__WHAT YOU HAVE TO DO__. Identify the lines holding "气候公约" and copy them.

__INFORMATION SUPPLIED__.
____
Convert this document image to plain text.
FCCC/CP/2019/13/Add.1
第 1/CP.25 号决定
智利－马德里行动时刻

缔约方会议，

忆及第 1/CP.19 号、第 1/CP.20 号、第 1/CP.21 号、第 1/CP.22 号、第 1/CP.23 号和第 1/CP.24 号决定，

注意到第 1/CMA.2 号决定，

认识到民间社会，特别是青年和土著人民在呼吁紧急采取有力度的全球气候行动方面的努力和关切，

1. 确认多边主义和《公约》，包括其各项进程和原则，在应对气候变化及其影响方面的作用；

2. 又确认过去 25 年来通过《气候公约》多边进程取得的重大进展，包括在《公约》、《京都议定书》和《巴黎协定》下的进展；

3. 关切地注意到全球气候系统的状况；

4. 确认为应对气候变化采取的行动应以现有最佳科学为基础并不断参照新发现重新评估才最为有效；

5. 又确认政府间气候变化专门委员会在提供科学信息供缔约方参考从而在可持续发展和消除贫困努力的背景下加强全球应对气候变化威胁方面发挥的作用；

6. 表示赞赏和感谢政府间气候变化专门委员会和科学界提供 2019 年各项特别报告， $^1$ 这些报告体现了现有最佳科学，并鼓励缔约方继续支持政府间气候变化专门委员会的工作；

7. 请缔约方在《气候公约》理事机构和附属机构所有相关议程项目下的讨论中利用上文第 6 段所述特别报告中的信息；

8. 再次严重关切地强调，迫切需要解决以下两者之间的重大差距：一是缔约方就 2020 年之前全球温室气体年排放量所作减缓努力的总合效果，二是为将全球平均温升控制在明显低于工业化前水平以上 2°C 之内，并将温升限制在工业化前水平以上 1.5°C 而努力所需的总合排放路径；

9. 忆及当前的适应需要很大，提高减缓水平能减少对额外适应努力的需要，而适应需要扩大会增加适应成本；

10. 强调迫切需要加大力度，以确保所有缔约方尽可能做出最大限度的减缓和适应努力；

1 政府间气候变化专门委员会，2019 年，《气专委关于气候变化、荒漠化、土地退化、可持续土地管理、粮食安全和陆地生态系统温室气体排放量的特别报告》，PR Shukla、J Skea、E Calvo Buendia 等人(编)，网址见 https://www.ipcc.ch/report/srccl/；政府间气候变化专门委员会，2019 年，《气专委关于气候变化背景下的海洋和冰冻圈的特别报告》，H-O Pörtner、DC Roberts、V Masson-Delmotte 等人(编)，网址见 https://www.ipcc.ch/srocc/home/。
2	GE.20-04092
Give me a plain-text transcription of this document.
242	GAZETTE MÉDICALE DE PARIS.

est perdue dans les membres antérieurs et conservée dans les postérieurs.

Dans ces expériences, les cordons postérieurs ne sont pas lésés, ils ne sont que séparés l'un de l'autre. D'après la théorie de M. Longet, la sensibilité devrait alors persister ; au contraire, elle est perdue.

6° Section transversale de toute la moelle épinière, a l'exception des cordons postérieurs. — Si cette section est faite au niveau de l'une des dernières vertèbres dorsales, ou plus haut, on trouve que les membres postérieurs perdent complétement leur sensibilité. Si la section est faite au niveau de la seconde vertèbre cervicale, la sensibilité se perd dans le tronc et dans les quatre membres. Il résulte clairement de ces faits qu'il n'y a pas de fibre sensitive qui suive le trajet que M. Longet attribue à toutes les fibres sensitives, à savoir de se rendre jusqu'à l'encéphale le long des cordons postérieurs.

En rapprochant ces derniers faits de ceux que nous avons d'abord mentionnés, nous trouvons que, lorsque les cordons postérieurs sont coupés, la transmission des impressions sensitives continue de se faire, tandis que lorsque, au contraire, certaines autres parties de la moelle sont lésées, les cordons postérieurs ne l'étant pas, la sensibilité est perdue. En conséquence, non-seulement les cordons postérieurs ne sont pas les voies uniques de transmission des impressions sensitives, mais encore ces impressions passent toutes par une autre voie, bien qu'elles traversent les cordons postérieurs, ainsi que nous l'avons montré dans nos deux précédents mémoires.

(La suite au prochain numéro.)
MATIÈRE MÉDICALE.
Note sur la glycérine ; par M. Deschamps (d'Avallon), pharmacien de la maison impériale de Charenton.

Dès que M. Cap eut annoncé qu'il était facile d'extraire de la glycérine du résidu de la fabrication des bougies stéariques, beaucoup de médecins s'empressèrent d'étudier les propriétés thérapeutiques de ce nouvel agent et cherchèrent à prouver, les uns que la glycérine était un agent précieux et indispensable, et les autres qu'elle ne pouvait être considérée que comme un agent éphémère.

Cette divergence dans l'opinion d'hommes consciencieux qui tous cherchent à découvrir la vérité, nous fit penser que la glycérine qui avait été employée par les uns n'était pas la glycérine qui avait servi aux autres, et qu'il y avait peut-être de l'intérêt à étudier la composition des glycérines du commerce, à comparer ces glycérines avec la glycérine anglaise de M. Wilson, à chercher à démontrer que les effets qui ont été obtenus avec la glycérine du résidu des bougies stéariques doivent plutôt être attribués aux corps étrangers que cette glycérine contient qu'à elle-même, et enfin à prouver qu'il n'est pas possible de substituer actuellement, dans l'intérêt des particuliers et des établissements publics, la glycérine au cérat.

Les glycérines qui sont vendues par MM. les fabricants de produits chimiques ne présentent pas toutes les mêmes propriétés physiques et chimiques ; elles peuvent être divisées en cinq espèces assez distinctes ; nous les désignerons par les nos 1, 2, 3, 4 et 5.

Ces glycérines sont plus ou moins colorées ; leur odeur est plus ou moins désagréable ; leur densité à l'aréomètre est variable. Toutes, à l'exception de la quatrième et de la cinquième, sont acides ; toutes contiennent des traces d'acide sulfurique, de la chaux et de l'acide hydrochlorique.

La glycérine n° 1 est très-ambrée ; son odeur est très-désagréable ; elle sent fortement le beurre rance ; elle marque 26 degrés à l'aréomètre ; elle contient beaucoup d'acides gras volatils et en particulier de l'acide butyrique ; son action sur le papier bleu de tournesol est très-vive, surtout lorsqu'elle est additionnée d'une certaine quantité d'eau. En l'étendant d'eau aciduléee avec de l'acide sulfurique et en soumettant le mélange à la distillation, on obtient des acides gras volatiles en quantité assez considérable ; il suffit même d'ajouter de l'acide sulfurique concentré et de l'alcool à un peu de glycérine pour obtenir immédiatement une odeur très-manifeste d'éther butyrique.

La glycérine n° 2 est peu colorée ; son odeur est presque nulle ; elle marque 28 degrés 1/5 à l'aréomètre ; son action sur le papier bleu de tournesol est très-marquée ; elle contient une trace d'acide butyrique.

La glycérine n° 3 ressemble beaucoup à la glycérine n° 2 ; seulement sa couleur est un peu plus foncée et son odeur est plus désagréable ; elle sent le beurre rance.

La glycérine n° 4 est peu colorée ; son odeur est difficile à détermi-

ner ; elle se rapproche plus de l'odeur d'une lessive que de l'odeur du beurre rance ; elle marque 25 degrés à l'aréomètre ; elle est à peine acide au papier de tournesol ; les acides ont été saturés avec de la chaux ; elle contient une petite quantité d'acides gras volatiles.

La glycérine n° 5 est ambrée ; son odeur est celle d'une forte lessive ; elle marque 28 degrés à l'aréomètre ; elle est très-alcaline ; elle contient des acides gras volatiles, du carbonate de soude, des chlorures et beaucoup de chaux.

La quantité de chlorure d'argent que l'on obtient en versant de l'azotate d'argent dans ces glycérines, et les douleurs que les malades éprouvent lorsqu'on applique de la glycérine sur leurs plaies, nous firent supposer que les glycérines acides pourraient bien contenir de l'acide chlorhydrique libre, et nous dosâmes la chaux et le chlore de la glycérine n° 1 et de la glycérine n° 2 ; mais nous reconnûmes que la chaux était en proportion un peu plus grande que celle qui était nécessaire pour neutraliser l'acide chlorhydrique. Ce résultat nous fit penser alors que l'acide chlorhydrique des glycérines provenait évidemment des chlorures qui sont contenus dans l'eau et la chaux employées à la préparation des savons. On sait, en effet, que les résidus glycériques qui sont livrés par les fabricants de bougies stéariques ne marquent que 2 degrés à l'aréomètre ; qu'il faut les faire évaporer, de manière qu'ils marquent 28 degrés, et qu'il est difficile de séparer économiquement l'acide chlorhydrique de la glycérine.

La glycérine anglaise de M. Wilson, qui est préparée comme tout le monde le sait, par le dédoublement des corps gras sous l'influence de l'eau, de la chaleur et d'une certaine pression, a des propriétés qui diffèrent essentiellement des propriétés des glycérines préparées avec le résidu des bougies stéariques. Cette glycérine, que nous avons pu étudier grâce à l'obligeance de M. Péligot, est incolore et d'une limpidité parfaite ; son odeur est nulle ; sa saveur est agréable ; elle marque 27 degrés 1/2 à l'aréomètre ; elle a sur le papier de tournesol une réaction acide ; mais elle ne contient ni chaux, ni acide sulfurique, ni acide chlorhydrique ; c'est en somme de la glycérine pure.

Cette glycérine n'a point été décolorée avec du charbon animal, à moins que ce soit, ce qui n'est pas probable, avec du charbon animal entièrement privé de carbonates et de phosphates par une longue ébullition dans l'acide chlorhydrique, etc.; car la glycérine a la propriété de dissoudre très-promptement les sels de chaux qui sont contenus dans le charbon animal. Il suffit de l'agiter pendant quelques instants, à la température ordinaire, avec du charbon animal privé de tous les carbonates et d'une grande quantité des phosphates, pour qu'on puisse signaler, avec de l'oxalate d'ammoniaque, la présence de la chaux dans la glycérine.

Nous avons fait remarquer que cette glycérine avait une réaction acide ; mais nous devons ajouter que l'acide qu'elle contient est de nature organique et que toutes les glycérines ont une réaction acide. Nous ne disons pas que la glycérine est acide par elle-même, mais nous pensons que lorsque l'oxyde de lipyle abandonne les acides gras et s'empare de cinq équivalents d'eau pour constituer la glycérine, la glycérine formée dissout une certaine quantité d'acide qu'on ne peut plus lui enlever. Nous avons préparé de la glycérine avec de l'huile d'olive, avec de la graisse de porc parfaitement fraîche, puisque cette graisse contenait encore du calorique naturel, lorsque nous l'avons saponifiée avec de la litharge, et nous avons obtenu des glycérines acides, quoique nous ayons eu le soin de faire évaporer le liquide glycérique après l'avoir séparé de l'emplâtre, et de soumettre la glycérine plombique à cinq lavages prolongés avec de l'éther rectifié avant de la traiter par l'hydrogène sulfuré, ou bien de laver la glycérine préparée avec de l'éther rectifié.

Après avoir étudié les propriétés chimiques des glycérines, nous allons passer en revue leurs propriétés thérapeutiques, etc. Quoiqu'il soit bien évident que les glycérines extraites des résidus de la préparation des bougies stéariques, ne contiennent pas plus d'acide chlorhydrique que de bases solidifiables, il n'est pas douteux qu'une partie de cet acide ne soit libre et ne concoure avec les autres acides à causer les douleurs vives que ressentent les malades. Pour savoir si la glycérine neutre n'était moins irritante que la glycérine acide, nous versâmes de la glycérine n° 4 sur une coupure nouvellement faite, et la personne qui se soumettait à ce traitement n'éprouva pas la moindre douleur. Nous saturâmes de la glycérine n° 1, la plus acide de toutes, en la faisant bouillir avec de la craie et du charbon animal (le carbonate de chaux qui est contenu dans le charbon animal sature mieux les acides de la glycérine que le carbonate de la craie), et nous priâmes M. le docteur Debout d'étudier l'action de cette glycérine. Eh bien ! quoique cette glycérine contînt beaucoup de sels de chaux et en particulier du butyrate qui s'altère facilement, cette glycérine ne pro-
____
__EXERCISE SOLUTION__.
2. 又确认过去 25 年来通过《气候公约》多边进程取得的重大进展，包括在《公约》、《京都议定书》和《巴黎协定》下的进展；
7. 请缔约方在《气候公约》理事机构和附属机构所有相关议程项目下的讨论中利用上文第 6 段所述特别报告中的信息；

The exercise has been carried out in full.